Copy out every line of the data below without changing anything.

Dataset records:
— begin —

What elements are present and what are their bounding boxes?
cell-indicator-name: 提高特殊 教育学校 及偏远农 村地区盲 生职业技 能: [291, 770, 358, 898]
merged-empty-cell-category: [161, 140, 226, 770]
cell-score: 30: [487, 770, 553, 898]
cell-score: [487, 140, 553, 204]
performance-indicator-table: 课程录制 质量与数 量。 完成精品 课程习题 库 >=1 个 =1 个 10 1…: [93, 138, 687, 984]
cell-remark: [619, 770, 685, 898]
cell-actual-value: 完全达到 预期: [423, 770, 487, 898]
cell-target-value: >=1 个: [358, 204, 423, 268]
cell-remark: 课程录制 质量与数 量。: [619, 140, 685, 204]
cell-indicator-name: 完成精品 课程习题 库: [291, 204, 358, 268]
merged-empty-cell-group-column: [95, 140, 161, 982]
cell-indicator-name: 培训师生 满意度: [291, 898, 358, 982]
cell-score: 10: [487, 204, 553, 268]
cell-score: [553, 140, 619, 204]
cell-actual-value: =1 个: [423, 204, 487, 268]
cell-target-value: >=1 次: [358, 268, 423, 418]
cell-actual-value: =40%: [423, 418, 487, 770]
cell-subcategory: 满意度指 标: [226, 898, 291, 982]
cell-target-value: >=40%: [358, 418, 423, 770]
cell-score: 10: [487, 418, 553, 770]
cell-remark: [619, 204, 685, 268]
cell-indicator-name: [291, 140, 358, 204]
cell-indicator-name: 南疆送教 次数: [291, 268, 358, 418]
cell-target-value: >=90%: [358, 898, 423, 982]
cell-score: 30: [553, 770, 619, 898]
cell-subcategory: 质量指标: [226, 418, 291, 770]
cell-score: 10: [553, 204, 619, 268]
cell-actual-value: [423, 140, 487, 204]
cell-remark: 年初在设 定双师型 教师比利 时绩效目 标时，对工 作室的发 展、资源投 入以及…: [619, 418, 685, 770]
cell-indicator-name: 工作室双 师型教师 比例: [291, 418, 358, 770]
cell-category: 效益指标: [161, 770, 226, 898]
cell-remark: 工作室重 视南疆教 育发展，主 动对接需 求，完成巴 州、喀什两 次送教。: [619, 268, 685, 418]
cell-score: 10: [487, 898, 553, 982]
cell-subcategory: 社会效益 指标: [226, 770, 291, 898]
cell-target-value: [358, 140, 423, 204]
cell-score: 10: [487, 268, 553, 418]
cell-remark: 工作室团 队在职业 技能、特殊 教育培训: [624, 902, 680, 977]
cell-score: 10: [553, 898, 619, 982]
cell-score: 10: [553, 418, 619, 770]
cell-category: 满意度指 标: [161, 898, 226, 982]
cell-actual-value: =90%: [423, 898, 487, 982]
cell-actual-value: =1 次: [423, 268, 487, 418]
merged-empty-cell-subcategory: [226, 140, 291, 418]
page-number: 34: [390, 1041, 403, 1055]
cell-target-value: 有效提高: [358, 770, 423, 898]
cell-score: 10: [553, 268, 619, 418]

— end —

**Task output**
What elements are present and what are their bounding boxes?
cell-indicator-name: 提高特殊 教育学校 及偏远农 村地区盲 生职业技 能: [291, 770, 358, 898]
merged-empty-cell-category: [161, 140, 226, 770]
cell-score: 30: [487, 770, 553, 898]
cell-score: [487, 140, 553, 204]
performance-indicator-table: 课程录制 质量与数 量。 完成精品 课程习题 库 >=1 个 =1 个 10 1…: [93, 138, 687, 984]
cell-remark: [619, 770, 685, 898]
cell-actual-value: 完全达到 预期: [423, 770, 487, 898]
cell-target-value: >=1 个: [358, 204, 423, 268]
cell-remark: 课程录制 质量与数 量。: [619, 140, 685, 204]
cell-indicator-name: 完成精品 课程习题 库: [291, 204, 358, 268]
merged-empty-cell-group-column: [95, 140, 161, 982]
cell-indicator-name: 培训师生 满意度: [291, 898, 358, 982]
cell-score: 10: [487, 204, 553, 268]
cell-score: [553, 140, 619, 204]
cell-actual-value: =1 个: [423, 204, 487, 268]
cell-target-value: >=1 次: [358, 268, 423, 418]
cell-actual-value: =40%: [423, 418, 487, 770]
cell-subcategory: 满意度指 标: [226, 898, 291, 982]
cell-target-value: >=40%: [358, 418, 423, 770]
cell-score: 10: [487, 418, 553, 770]
cell-remark: [619, 204, 685, 268]
cell-indicator-name: [291, 140, 358, 204]
cell-indicator-name: 南疆送教 次数: [291, 268, 358, 418]
cell-target-value: >=90%: [358, 898, 423, 982]
cell-score: 30: [553, 770, 619, 898]
cell-subcategory: 质量指标: [226, 418, 291, 770]
cell-score: 10: [553, 204, 619, 268]
cell-actual-value: [423, 140, 487, 204]
cell-remark: 年初在设 定双师型 教师比利 时绩效目 标时，对工 作室的发 展、资源投 入以及…: [619, 418, 685, 770]
cell-indicator-name: 工作室双 师型教师 比例: [291, 418, 358, 770]
cell-category: 效益指标: [161, 770, 226, 898]
cell-remark: 工作室重 视南疆教 育发展，主 动对接需 求，完成巴 州、喀什两 次送教。: [619, 268, 685, 418]
cell-score: 10: [487, 898, 553, 982]
cell-subcategory: 社会效益 指标: [226, 770, 291, 898]
cell-target-value: [358, 140, 423, 204]
cell-score: 10: [487, 268, 553, 418]
cell-remark: 工作室团 队在职业 技能、特殊 教育培训: [624, 902, 680, 977]
cell-score: 10: [553, 898, 619, 982]
cell-score: 10: [553, 418, 619, 770]
cell-category: 满意度指 标: [161, 898, 226, 982]
cell-actual-value: =90%: [423, 898, 487, 982]
cell-actual-value: =1 次: [423, 268, 487, 418]
merged-empty-cell-subcategory: [226, 140, 291, 418]
page-number: 34: [390, 1041, 403, 1055]
cell-target-value: 有效提高: [358, 770, 423, 898]
cell-score: 10: [553, 268, 619, 418]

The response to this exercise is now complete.